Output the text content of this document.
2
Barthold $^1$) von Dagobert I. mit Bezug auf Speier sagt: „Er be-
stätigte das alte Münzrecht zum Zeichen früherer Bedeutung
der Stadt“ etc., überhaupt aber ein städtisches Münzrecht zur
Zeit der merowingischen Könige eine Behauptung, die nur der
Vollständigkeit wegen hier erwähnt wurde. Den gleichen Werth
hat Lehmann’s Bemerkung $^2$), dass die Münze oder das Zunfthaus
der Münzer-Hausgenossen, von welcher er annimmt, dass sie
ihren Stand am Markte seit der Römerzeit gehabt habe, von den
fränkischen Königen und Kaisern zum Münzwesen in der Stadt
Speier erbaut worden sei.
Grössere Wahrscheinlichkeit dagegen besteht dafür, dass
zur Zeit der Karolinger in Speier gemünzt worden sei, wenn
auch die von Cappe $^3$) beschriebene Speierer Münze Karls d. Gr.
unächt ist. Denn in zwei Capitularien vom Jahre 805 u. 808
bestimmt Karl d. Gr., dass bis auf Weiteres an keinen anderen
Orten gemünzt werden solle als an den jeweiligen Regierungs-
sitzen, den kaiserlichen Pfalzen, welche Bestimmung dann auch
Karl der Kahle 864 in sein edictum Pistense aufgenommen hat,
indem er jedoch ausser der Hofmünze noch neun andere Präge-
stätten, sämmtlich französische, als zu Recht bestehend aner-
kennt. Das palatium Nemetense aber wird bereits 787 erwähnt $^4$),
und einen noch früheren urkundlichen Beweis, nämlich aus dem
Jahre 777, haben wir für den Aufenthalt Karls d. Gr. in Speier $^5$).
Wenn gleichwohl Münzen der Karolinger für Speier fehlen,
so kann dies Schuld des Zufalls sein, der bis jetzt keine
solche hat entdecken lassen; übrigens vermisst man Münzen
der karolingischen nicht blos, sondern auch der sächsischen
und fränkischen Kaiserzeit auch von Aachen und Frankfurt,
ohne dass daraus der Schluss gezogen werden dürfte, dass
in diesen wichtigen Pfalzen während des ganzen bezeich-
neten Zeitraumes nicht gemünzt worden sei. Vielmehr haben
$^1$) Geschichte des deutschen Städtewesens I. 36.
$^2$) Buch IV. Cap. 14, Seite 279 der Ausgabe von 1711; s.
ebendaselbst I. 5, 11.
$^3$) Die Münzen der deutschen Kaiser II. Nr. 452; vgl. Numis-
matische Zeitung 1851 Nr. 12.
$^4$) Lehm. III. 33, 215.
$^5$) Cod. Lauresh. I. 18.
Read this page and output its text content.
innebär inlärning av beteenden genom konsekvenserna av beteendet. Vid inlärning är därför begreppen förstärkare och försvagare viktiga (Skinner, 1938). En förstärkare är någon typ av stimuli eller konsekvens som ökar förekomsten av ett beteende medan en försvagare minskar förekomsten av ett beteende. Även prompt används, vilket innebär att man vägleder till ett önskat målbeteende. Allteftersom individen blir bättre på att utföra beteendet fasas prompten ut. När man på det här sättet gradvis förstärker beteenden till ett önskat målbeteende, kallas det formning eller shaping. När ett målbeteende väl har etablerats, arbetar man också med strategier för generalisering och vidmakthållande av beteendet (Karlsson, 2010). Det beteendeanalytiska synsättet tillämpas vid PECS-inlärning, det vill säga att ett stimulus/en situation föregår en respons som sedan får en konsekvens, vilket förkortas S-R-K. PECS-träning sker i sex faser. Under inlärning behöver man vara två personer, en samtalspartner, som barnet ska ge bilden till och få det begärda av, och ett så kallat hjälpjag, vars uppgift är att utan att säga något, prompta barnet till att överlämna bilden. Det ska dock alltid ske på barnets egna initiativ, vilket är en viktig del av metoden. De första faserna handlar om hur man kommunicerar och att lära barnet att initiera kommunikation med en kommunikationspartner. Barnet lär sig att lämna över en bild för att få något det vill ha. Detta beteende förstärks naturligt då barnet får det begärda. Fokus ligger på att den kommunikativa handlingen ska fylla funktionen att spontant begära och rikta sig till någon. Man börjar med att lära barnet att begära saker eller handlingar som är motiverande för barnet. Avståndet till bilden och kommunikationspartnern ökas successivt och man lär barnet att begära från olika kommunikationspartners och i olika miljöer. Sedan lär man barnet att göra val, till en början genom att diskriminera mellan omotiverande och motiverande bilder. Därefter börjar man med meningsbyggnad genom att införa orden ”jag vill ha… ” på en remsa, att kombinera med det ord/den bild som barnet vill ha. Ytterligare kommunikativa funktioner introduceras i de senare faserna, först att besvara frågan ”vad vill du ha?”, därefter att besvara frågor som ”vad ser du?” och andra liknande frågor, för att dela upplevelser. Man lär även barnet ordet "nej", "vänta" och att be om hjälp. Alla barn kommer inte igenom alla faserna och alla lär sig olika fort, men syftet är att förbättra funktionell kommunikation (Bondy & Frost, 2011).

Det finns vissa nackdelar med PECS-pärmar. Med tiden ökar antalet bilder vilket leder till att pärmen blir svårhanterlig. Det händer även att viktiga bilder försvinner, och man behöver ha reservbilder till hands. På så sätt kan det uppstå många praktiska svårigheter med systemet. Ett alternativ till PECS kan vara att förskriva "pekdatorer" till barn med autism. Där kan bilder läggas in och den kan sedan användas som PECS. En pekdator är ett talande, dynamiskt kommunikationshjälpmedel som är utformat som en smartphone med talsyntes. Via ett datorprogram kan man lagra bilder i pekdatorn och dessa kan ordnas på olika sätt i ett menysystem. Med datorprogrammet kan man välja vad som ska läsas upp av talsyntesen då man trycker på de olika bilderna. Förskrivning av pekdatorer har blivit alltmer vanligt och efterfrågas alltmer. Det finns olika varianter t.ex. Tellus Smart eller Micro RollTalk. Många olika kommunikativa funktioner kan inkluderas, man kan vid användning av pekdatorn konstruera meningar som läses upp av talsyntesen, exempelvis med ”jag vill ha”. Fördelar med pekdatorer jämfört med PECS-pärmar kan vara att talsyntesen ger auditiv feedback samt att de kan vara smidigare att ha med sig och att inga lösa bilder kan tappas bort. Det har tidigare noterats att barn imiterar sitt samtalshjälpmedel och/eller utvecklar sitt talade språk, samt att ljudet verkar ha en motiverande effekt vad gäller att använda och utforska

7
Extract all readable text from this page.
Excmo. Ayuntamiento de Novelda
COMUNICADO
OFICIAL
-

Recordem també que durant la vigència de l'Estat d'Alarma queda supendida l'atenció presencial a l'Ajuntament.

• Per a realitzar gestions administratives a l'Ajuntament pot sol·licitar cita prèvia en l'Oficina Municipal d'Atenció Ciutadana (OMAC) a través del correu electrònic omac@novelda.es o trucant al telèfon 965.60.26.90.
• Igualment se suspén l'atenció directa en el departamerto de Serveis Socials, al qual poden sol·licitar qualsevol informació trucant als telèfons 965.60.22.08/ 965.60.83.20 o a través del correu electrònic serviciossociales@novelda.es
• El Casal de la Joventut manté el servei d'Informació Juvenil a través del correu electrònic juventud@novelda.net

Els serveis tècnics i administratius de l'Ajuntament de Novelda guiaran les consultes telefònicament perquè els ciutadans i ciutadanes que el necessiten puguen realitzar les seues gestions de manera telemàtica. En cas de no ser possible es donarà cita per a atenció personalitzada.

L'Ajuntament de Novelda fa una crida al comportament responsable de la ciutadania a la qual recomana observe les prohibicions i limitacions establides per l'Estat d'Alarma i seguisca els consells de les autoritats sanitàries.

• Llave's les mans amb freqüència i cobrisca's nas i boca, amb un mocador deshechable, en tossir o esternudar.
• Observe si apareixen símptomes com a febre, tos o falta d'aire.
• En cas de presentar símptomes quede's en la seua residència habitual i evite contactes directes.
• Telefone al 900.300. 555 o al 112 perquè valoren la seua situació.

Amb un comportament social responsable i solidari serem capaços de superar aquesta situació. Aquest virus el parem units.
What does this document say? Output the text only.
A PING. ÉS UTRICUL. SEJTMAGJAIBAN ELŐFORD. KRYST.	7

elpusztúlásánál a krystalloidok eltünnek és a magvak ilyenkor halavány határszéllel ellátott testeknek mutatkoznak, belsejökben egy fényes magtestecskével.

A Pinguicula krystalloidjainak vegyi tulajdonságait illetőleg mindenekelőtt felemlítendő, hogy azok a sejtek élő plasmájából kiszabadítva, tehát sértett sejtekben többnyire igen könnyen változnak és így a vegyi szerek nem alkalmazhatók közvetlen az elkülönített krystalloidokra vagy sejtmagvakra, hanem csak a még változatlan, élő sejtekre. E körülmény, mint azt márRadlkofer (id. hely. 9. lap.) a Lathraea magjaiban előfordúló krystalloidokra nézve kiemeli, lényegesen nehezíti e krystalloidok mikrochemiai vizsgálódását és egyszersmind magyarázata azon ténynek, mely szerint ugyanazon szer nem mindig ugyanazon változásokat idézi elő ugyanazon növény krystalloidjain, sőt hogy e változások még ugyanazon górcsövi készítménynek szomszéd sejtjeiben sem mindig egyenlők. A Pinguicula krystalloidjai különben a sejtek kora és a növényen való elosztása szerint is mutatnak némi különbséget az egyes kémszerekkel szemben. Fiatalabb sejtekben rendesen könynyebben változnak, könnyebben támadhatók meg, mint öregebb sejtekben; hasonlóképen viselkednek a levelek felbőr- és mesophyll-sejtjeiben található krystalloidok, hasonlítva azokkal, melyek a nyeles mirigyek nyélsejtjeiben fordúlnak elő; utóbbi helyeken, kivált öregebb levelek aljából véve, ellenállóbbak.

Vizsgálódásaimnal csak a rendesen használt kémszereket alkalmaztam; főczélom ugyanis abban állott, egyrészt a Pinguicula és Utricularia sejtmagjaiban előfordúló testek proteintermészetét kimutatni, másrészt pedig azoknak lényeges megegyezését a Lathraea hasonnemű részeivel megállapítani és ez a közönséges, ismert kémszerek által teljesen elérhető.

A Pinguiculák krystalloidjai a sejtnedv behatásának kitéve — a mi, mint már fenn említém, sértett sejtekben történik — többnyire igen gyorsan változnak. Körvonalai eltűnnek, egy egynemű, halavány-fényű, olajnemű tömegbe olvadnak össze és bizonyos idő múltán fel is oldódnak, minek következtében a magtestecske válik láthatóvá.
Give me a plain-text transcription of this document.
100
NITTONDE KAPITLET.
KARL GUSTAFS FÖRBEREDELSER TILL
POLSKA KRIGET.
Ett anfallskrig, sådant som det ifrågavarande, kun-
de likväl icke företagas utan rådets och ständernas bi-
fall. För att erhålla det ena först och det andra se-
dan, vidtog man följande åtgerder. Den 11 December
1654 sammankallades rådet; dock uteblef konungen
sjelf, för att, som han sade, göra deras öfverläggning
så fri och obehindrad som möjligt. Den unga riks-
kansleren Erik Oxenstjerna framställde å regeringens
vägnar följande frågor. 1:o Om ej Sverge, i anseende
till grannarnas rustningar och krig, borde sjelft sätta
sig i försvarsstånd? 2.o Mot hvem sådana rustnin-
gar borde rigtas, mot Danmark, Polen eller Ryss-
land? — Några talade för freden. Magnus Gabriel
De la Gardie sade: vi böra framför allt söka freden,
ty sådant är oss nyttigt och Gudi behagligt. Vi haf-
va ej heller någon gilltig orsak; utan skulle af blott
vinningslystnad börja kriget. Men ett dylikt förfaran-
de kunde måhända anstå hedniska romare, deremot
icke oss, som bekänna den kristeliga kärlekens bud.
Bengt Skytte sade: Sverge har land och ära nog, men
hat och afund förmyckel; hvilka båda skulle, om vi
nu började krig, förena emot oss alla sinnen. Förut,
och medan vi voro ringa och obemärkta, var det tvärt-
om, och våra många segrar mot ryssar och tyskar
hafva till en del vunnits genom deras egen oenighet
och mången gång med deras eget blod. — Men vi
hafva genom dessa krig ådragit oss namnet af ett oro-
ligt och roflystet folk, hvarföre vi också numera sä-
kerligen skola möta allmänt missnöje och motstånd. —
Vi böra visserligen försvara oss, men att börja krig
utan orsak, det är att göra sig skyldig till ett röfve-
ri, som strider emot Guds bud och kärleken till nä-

## EXERCISE DIRECTIONS
Which lines hold the string "Sverge"? Copy all of them from the data above.

## TASK ANSWER
vägnar följande frågor. 1:o Om ej Sverge, i anseende
Bengt Skytte sade: Sverge har land och ära nog, men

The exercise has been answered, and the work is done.